- WORK TO DO
Omit every image, and transcribe the remaining entries exactly as given.

- PROVIDED RECORDS
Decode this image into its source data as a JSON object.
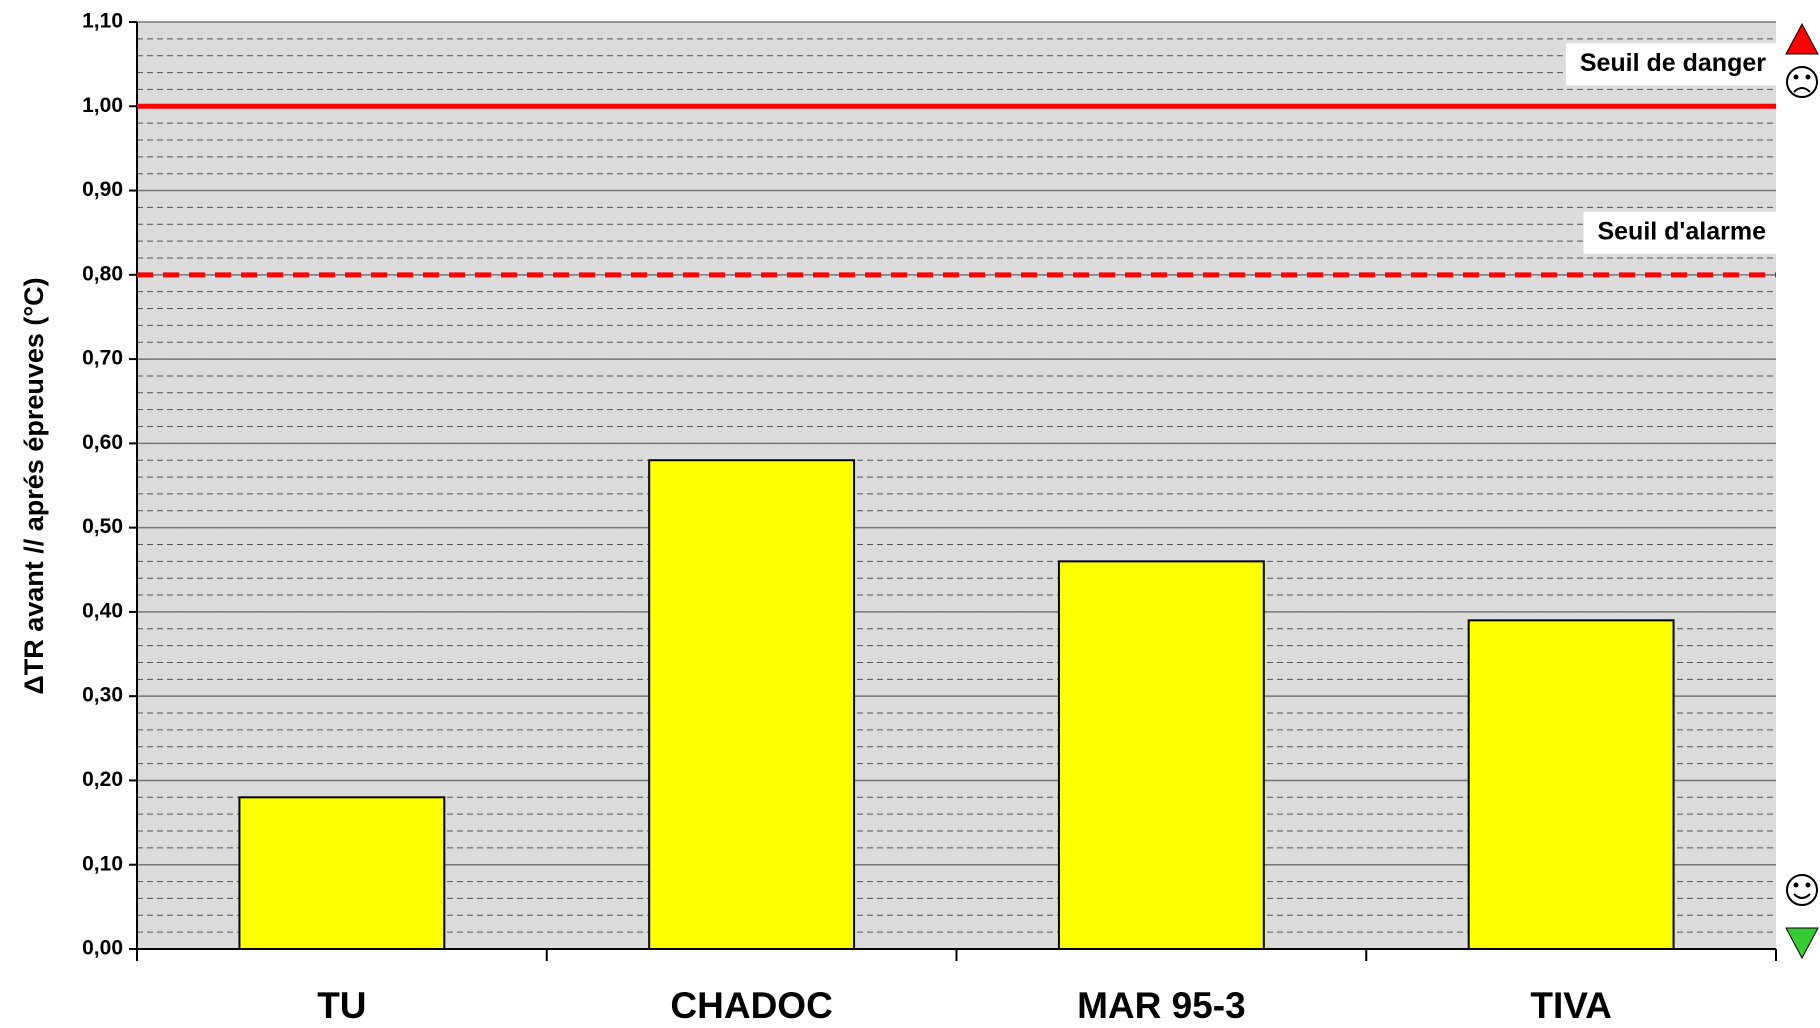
{
  "chart_data": {
    "type": "bar",
    "ylabel": "ΔTR avant // aprés épreuves (°C)",
    "categories": [
      "TU",
      "CHADOC",
      "MAR 95-3",
      "TIVA"
    ],
    "values": [
      0.18,
      0.58,
      0.46,
      0.39
    ],
    "color": "#ffff00",
    "ylim": [
      0,
      1.1
    ],
    "yticks": [
      {
        "value": 0,
        "label": "0,00"
      },
      {
        "value": 0.1,
        "label": "0,10"
      },
      {
        "value": 0.2,
        "label": "0,20"
      },
      {
        "value": 0.3,
        "label": "0,30"
      },
      {
        "value": 0.4,
        "label": "0,40"
      },
      {
        "value": 0.5,
        "label": "0,50"
      },
      {
        "value": 0.6,
        "label": "0,60"
      },
      {
        "value": 0.7,
        "label": "0,70"
      },
      {
        "value": 0.8,
        "label": "0,80"
      },
      {
        "value": 0.9,
        "label": "0,90"
      },
      {
        "value": 1.0,
        "label": "1,00"
      },
      {
        "value": 1.1,
        "label": "1,10"
      }
    ],
    "minor_ystep": 0.02,
    "grid": true,
    "thresholds": [
      {
        "label": "Seuil de danger",
        "value": 1.0,
        "color": "#ff0000",
        "style": "solid"
      },
      {
        "label": "Seuil d'alarme",
        "value": 0.8,
        "color": "#ff0000",
        "style": "dashed"
      }
    ]
  }
}
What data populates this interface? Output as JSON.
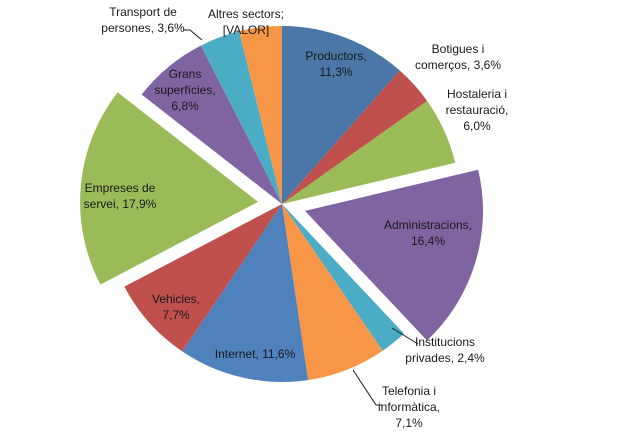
{
  "chart_data": {
    "type": "pie",
    "title": "",
    "slices": [
      {
        "label_lines": [
          "Productors,",
          "11,3%"
        ],
        "category": "Productors",
        "value": 11.3,
        "color": "#4a77a8",
        "exploded": false
      },
      {
        "label_lines": [
          "Botigues i",
          "comerços, 3,6%"
        ],
        "category": "Botigues i comerços",
        "value": 3.6,
        "color": "#c0504d",
        "exploded": false
      },
      {
        "label_lines": [
          "Hostaleria i",
          "restauració,",
          "6,0%"
        ],
        "category": "Hostaleria i restauració",
        "value": 6.0,
        "color": "#9bbb59",
        "exploded": false
      },
      {
        "label_lines": [
          "Administracions,",
          "16,4%"
        ],
        "category": "Administracions",
        "value": 16.4,
        "color": "#8064a2",
        "exploded": true
      },
      {
        "label_lines": [
          "Institucions",
          "privades, 2,4%"
        ],
        "category": "Institucions privades",
        "value": 2.4,
        "color": "#4bacc6",
        "exploded": false
      },
      {
        "label_lines": [
          "Telefonia i",
          "informàtica,",
          "7,1%"
        ],
        "category": "Telefonia i informàtica",
        "value": 7.1,
        "color": "#f79646",
        "exploded": false
      },
      {
        "label_lines": [
          "Internet, 11,6%"
        ],
        "category": "Internet",
        "value": 11.6,
        "color": "#4f81bd",
        "exploded": false
      },
      {
        "label_lines": [
          "Vehicles,",
          "7,7%"
        ],
        "category": "Vehicles",
        "value": 7.7,
        "color": "#c0504d",
        "exploded": false
      },
      {
        "label_lines": [
          "Empreses de",
          "servei, 17,9%"
        ],
        "category": "Empreses de servei",
        "value": 17.9,
        "color": "#9bbb59",
        "exploded": true
      },
      {
        "label_lines": [
          "Grans",
          "superfícies,",
          "6,8%"
        ],
        "category": "Grans superfícies",
        "value": 6.8,
        "color": "#8064a2",
        "exploded": false
      },
      {
        "label_lines": [
          "Transport de",
          "persones, 3,6%"
        ],
        "category": "Transport de persones",
        "value": 3.6,
        "color": "#4bacc6",
        "exploded": false
      },
      {
        "label_lines": [
          "Altres sectors;",
          "[VALOR]"
        ],
        "category": "Altres sectors",
        "value": 3.8,
        "color": "#f79646",
        "exploded": false
      }
    ]
  }
}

- EXERCISE RESPONSE
Decode this image into its source data as a JSON object.
{
  "chart_data": {
    "type": "bar",
    "ylabel": "ΔTR avant // aprés épreuves (°C)",
    "categories": [
      "TU",
      "CHADOC",
      "MAR 95-3",
      "TIVA"
    ],
    "values": [
      0.18,
      0.58,
      0.46,
      0.39
    ],
    "color": "#ffff00",
    "ylim": [
      0,
      1.1
    ],
    "yticks": [
      {
        "value": 0,
        "label": "0,00"
      },
      {
        "value": 0.1,
        "label": "0,10"
      },
      {
        "value": 0.2,
        "label": "0,20"
      },
      {
        "value": 0.3,
        "label": "0,30"
      },
      {
        "value": 0.4,
        "label": "0,40"
      },
      {
        "value": 0.5,
        "label": "0,50"
      },
      {
        "value": 0.6,
        "label": "0,60"
      },
      {
        "value": 0.7,
        "label": "0,70"
      },
      {
        "value": 0.8,
        "label": "0,80"
      },
      {
        "value": 0.9,
        "label": "0,90"
      },
      {
        "value": 1.0,
        "label": "1,00"
      },
      {
        "value": 1.1,
        "label": "1,10"
      }
    ],
    "minor_ystep": 0.02,
    "grid": true,
    "thresholds": [
      {
        "label": "Seuil de danger",
        "value": 1.0,
        "color": "#ff0000",
        "style": "solid"
      },
      {
        "label": "Seuil d'alarme",
        "value": 0.8,
        "color": "#ff0000",
        "style": "dashed"
      }
    ]
  }
}
What data populates this interface? Output as JSON.
{
  "chart_data": {
    "type": "pie",
    "title": "",
    "slices": [
      {
        "label_lines": [
          "Productors,",
          "11,3%"
        ],
        "category": "Productors",
        "value": 11.3,
        "color": "#4a77a8",
        "exploded": false
      },
      {
        "label_lines": [
          "Botigues i",
          "comerços, 3,6%"
        ],
        "category": "Botigues i comerços",
        "value": 3.6,
        "color": "#c0504d",
        "exploded": false
      },
      {
        "label_lines": [
          "Hostaleria i",
          "restauració,",
          "6,0%"
        ],
        "category": "Hostaleria i restauració",
        "value": 6.0,
        "color": "#9bbb59",
        "exploded": false
      },
      {
        "label_lines": [
          "Administracions,",
          "16,4%"
        ],
        "category": "Administracions",
        "value": 16.4,
        "color": "#8064a2",
        "exploded": true
      },
      {
        "label_lines": [
          "Institucions",
          "privades, 2,4%"
        ],
        "category": "Institucions privades",
        "value": 2.4,
        "color": "#4bacc6",
        "exploded": false
      },
      {
        "label_lines": [
          "Telefonia i",
          "informàtica,",
          "7,1%"
        ],
        "category": "Telefonia i informàtica",
        "value": 7.1,
        "color": "#f79646",
        "exploded": false
      },
      {
        "label_lines": [
          "Internet, 11,6%"
        ],
        "category": "Internet",
        "value": 11.6,
        "color": "#4f81bd",
        "exploded": false
      },
      {
        "label_lines": [
          "Vehicles,",
          "7,7%"
        ],
        "category": "Vehicles",
        "value": 7.7,
        "color": "#c0504d",
        "exploded": false
      },
      {
        "label_lines": [
          "Empreses de",
          "servei, 17,9%"
        ],
        "category": "Empreses de servei",
        "value": 17.9,
        "color": "#9bbb59",
        "exploded": true
      },
      {
        "label_lines": [
          "Grans",
          "superfícies,",
          "6,8%"
        ],
        "category": "Grans superfícies",
        "value": 6.8,
        "color": "#8064a2",
        "exploded": false
      },
      {
        "label_lines": [
          "Transport de",
          "persones, 3,6%"
        ],
        "category": "Transport de persones",
        "value": 3.6,
        "color": "#4bacc6",
        "exploded": false
      },
      {
        "label_lines": [
          "Altres sectors;",
          "[VALOR]"
        ],
        "category": "Altres sectors",
        "value": 3.8,
        "color": "#f79646",
        "exploded": false
      }
    ]
  }
}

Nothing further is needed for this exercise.